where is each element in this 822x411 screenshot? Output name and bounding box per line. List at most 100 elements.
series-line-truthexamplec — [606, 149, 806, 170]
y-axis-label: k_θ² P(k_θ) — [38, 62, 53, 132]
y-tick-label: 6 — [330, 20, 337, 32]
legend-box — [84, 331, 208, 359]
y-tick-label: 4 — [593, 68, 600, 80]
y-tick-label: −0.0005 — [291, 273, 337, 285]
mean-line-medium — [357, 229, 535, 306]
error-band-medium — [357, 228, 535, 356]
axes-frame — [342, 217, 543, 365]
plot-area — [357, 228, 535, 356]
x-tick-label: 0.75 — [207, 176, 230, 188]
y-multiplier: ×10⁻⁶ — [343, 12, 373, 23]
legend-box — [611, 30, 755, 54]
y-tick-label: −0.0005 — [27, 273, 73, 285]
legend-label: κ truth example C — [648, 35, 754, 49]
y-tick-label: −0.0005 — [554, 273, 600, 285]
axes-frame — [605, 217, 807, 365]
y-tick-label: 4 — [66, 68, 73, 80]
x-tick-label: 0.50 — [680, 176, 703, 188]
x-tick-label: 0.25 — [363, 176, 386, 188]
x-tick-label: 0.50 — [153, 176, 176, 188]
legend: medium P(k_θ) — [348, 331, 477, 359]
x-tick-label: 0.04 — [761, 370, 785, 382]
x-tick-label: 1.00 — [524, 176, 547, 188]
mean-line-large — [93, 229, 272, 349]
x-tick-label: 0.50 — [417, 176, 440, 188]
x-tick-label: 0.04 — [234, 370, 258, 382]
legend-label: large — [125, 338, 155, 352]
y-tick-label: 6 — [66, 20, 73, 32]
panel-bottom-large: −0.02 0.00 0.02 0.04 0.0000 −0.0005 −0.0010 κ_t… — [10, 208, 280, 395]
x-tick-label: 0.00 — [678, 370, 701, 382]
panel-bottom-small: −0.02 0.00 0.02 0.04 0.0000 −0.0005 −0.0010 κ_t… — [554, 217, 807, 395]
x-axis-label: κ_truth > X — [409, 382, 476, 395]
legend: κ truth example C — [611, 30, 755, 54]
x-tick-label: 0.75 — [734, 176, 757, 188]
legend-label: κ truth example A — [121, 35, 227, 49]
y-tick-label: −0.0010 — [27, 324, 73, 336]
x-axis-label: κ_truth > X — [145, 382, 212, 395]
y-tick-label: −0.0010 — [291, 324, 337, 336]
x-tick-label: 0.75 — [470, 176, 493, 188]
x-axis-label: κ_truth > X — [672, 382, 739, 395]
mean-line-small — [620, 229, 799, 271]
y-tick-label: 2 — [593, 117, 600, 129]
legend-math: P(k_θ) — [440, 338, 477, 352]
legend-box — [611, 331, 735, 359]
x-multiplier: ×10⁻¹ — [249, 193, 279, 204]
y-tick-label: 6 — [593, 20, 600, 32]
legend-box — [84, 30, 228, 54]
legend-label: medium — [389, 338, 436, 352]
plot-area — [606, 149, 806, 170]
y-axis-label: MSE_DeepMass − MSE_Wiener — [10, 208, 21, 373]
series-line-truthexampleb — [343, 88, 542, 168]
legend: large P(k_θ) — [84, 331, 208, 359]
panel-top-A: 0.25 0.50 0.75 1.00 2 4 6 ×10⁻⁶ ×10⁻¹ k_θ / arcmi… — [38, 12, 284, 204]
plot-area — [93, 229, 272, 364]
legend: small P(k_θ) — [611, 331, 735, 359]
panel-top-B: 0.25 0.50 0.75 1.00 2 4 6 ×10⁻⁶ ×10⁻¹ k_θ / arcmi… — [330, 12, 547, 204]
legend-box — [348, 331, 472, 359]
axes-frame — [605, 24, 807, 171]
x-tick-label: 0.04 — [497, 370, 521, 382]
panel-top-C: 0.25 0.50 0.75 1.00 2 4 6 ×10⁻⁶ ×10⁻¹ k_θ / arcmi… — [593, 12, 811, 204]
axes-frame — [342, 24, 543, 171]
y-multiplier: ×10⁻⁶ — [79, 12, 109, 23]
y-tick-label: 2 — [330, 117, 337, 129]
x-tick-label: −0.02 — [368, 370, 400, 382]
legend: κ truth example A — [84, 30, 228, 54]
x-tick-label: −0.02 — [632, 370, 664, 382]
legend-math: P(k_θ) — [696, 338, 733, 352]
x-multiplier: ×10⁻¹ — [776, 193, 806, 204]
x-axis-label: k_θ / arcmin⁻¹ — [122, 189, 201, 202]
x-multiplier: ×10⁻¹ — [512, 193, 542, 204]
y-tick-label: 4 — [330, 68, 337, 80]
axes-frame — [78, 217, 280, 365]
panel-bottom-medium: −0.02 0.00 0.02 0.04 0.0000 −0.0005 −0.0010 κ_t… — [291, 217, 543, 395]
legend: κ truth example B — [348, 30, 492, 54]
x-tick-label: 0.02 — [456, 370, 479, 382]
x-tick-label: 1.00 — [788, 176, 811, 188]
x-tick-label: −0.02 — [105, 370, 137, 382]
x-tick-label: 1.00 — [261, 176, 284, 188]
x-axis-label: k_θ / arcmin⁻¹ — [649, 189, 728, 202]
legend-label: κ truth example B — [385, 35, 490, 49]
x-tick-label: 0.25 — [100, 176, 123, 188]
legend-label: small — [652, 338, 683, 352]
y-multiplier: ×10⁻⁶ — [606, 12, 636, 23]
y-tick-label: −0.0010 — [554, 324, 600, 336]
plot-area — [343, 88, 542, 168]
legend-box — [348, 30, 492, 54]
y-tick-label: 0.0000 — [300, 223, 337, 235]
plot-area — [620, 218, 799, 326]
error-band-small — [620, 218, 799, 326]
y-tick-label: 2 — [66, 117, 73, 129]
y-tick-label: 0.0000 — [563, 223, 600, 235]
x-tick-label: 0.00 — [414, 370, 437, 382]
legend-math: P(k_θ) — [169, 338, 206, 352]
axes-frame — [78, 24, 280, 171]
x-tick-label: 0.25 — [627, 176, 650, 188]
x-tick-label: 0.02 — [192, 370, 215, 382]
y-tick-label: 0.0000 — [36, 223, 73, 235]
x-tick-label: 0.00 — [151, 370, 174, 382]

AIM:
Write out every one of the entries above character for character.

ANSWER TO THIS TASK:
where is each element in this 822x411 screenshot? Output name and bounding box per line. List at most 100 elements.
series-line-truthexamplec — [606, 149, 806, 170]
y-axis-label: k_θ² P(k_θ) — [38, 62, 53, 132]
y-tick-label: 6 — [330, 20, 337, 32]
legend-box — [84, 331, 208, 359]
y-tick-label: 4 — [593, 68, 600, 80]
y-tick-label: −0.0005 — [291, 273, 337, 285]
mean-line-medium — [357, 229, 535, 306]
error-band-medium — [357, 228, 535, 356]
axes-frame — [342, 217, 543, 365]
plot-area — [357, 228, 535, 356]
x-tick-label: 0.75 — [207, 176, 230, 188]
y-multiplier: ×10⁻⁶ — [343, 12, 373, 23]
legend-box — [611, 30, 755, 54]
y-tick-label: −0.0005 — [27, 273, 73, 285]
legend-label: κ truth example C — [648, 35, 754, 49]
y-tick-label: −0.0005 — [554, 273, 600, 285]
axes-frame — [605, 217, 807, 365]
y-tick-label: 4 — [66, 68, 73, 80]
x-tick-label: 0.50 — [680, 176, 703, 188]
x-tick-label: 0.25 — [363, 176, 386, 188]
x-tick-label: 0.50 — [153, 176, 176, 188]
legend: medium P(k_θ) — [348, 331, 477, 359]
x-tick-label: 0.04 — [761, 370, 785, 382]
x-tick-label: 1.00 — [524, 176, 547, 188]
mean-line-large — [93, 229, 272, 349]
x-tick-label: 0.50 — [417, 176, 440, 188]
x-tick-label: 0.04 — [234, 370, 258, 382]
legend-label: large — [125, 338, 155, 352]
y-tick-label: 6 — [66, 20, 73, 32]
panel-bottom-large: −0.02 0.00 0.02 0.04 0.0000 −0.0005 −0.0010 κ_t… — [10, 208, 280, 395]
x-tick-label: 0.00 — [678, 370, 701, 382]
panel-bottom-small: −0.02 0.00 0.02 0.04 0.0000 −0.0005 −0.0010 κ_t… — [554, 217, 807, 395]
x-axis-label: κ_truth > X — [409, 382, 476, 395]
legend: κ truth example C — [611, 30, 755, 54]
x-tick-label: 0.75 — [734, 176, 757, 188]
legend-label: κ truth example A — [121, 35, 227, 49]
y-tick-label: −0.0010 — [27, 324, 73, 336]
x-axis-label: κ_truth > X — [145, 382, 212, 395]
y-tick-label: −0.0010 — [291, 324, 337, 336]
x-tick-label: 0.75 — [470, 176, 493, 188]
x-axis-label: κ_truth > X — [672, 382, 739, 395]
mean-line-small — [620, 229, 799, 271]
y-tick-label: 2 — [593, 117, 600, 129]
legend-math: P(k_θ) — [440, 338, 477, 352]
legend-box — [611, 331, 735, 359]
x-multiplier: ×10⁻¹ — [249, 193, 279, 204]
y-tick-label: 6 — [593, 20, 600, 32]
legend-box — [84, 30, 228, 54]
legend-label: medium — [389, 338, 436, 352]
plot-area — [606, 149, 806, 170]
y-axis-label: MSE_DeepMass − MSE_Wiener — [10, 208, 21, 373]
series-line-truthexampleb — [343, 88, 542, 168]
legend: large P(k_θ) — [84, 331, 208, 359]
panel-top-A: 0.25 0.50 0.75 1.00 2 4 6 ×10⁻⁶ ×10⁻¹ k_θ / arcmi… — [38, 12, 284, 204]
plot-area — [93, 229, 272, 364]
legend: small P(k_θ) — [611, 331, 735, 359]
panel-top-B: 0.25 0.50 0.75 1.00 2 4 6 ×10⁻⁶ ×10⁻¹ k_θ / arcmi… — [330, 12, 547, 204]
legend-box — [348, 331, 472, 359]
axes-frame — [605, 24, 807, 171]
x-tick-label: 0.04 — [497, 370, 521, 382]
panel-top-C: 0.25 0.50 0.75 1.00 2 4 6 ×10⁻⁶ ×10⁻¹ k_θ / arcmi… — [593, 12, 811, 204]
axes-frame — [342, 24, 543, 171]
y-multiplier: ×10⁻⁶ — [79, 12, 109, 23]
y-tick-label: 2 — [330, 117, 337, 129]
x-tick-label: −0.02 — [368, 370, 400, 382]
legend: κ truth example A — [84, 30, 228, 54]
x-tick-label: −0.02 — [632, 370, 664, 382]
legend-math: P(k_θ) — [696, 338, 733, 352]
x-multiplier: ×10⁻¹ — [776, 193, 806, 204]
x-axis-label: k_θ / arcmin⁻¹ — [122, 189, 201, 202]
x-multiplier: ×10⁻¹ — [512, 193, 542, 204]
y-tick-label: 4 — [330, 68, 337, 80]
axes-frame — [78, 217, 280, 365]
panel-bottom-medium: −0.02 0.00 0.02 0.04 0.0000 −0.0005 −0.0010 κ_t… — [291, 217, 543, 395]
legend: κ truth example B — [348, 30, 492, 54]
x-tick-label: 0.02 — [456, 370, 479, 382]
x-tick-label: 1.00 — [788, 176, 811, 188]
x-tick-label: −0.02 — [105, 370, 137, 382]
x-tick-label: 1.00 — [261, 176, 284, 188]
x-axis-label: k_θ / arcmin⁻¹ — [649, 189, 728, 202]
legend-label: κ truth example B — [385, 35, 490, 49]
x-tick-label: 0.25 — [100, 176, 123, 188]
legend-label: small — [652, 338, 683, 352]
y-multiplier: ×10⁻⁶ — [606, 12, 636, 23]
y-tick-label: −0.0010 — [554, 324, 600, 336]
plot-area — [343, 88, 542, 168]
legend-box — [348, 30, 492, 54]
y-tick-label: 0.0000 — [300, 223, 337, 235]
plot-area — [620, 218, 799, 326]
error-band-small — [620, 218, 799, 326]
y-tick-label: 2 — [66, 117, 73, 129]
y-tick-label: 0.0000 — [563, 223, 600, 235]
x-tick-label: 0.00 — [414, 370, 437, 382]
legend-math: P(k_θ) — [169, 338, 206, 352]
axes-frame — [78, 24, 280, 171]
x-tick-label: 0.25 — [627, 176, 650, 188]
x-tick-label: 0.02 — [192, 370, 215, 382]
y-tick-label: 0.0000 — [36, 223, 73, 235]
x-tick-label: 0.00 — [151, 370, 174, 382]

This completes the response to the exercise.